▸ To be done
Extract the complete data exactly as given.

Start Data provided

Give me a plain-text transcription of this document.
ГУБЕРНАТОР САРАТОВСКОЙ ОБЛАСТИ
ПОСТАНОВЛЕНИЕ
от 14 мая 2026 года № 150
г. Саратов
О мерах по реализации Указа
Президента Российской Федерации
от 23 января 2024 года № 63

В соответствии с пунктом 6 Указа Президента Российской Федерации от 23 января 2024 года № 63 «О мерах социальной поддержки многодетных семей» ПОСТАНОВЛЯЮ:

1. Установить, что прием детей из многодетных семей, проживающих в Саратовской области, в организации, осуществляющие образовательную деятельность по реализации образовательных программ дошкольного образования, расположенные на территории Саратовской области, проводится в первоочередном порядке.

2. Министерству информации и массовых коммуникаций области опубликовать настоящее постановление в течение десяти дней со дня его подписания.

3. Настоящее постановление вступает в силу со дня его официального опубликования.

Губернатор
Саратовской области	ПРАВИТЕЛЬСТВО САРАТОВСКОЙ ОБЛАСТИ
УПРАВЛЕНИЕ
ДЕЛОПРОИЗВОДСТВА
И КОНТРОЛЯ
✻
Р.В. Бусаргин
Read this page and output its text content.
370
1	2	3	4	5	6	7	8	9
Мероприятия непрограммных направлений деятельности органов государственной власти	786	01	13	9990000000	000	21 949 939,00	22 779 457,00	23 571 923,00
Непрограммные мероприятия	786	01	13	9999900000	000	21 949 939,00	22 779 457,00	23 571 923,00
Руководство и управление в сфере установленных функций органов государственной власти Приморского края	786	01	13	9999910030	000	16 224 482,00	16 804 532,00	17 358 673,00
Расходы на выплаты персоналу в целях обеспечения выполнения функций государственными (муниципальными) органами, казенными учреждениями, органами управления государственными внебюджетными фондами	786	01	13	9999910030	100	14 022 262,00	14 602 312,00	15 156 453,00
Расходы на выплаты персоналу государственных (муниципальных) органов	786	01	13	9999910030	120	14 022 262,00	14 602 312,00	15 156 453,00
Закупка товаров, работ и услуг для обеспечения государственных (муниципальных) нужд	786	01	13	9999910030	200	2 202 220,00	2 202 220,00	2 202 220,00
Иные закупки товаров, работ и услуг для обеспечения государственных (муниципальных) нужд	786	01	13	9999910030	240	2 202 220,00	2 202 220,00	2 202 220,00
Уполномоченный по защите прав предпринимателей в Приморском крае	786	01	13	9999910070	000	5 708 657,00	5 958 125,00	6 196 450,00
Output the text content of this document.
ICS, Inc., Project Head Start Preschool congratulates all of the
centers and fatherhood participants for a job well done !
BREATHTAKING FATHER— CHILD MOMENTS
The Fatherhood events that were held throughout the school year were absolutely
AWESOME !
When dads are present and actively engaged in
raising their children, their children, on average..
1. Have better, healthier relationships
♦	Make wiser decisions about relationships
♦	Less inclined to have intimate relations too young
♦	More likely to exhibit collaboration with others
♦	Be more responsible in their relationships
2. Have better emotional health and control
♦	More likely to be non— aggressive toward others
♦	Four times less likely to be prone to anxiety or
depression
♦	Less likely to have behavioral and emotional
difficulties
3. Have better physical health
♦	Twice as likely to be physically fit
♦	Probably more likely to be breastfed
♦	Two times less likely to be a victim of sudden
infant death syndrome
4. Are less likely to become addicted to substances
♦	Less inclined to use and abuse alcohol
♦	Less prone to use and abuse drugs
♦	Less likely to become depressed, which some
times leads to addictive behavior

End Data provided

▸ Final result
Give me a plain-text transcription of this document.
ГУБЕРНАТОР САРАТОВСКОЙ ОБЛАСТИ
ПОСТАНОВЛЕНИЕ
от 14 мая 2026 года № 150
г. Саратов
О мерах по реализации Указа
Президента Российской Федерации
от 23 января 2024 года № 63

В соответствии с пунктом 6 Указа Президента Российской Федерации от 23 января 2024 года № 63 «О мерах социальной поддержки многодетных семей» ПОСТАНОВЛЯЮ:

1. Установить, что прием детей из многодетных семей, проживающих в Саратовской области, в организации, осуществляющие образовательную деятельность по реализации образовательных программ дошкольного образования, расположенные на территории Саратовской области, проводится в первоочередном порядке.

2. Министерству информации и массовых коммуникаций области опубликовать настоящее постановление в течение десяти дней со дня его подписания.

3. Настоящее постановление вступает в силу со дня его официального опубликования.

Губернатор
Саратовской области	ПРАВИТЕЛЬСТВО САРАТОВСКОЙ ОБЛАСТИ
УПРАВЛЕНИЕ
ДЕЛОПРОИЗВОДСТВА
И КОНТРОЛЯ
✻
Р.В. Бусаргин
Read this page and output its text content.
370
1	2	3	4	5	6	7	8	9
Мероприятия непрограммных направлений деятельности органов государственной власти	786	01	13	9990000000	000	21 949 939,00	22 779 457,00	23 571 923,00
Непрограммные мероприятия	786	01	13	9999900000	000	21 949 939,00	22 779 457,00	23 571 923,00
Руководство и управление в сфере установленных функций органов государственной власти Приморского края	786	01	13	9999910030	000	16 224 482,00	16 804 532,00	17 358 673,00
Расходы на выплаты персоналу в целях обеспечения выполнения функций государственными (муниципальными) органами, казенными учреждениями, органами управления государственными внебюджетными фондами	786	01	13	9999910030	100	14 022 262,00	14 602 312,00	15 156 453,00
Расходы на выплаты персоналу государственных (муниципальных) органов	786	01	13	9999910030	120	14 022 262,00	14 602 312,00	15 156 453,00
Закупка товаров, работ и услуг для обеспечения государственных (муниципальных) нужд	786	01	13	9999910030	200	2 202 220,00	2 202 220,00	2 202 220,00
Иные закупки товаров, работ и услуг для обеспечения государственных (муниципальных) нужд	786	01	13	9999910030	240	2 202 220,00	2 202 220,00	2 202 220,00
Уполномоченный по защите прав предпринимателей в Приморском крае	786	01	13	9999910070	000	5 708 657,00	5 958 125,00	6 196 450,00
Output the text content of this document.
ICS, Inc., Project Head Start Preschool congratulates all of the
centers and fatherhood participants for a job well done !
BREATHTAKING FATHER— CHILD MOMENTS
The Fatherhood events that were held throughout the school year were absolutely
AWESOME !
When dads are present and actively engaged in
raising their children, their children, on average..
1. Have better, healthier relationships
♦	Make wiser decisions about relationships
♦	Less inclined to have intimate relations too young
♦	More likely to exhibit collaboration with others
♦	Be more responsible in their relationships
2. Have better emotional health and control
♦	More likely to be non— aggressive toward others
♦	Four times less likely to be prone to anxiety or
depression
♦	Less likely to have behavioral and emotional
difficulties
3. Have better physical health
♦	Twice as likely to be physically fit
♦	Probably more likely to be breastfed
♦	Two times less likely to be a victim of sudden
infant death syndrome
4. Are less likely to become addicted to substances
♦	Less inclined to use and abuse alcohol
♦	Less prone to use and abuse drugs
♦	Less likely to become depressed, which some
times leads to addictive behavior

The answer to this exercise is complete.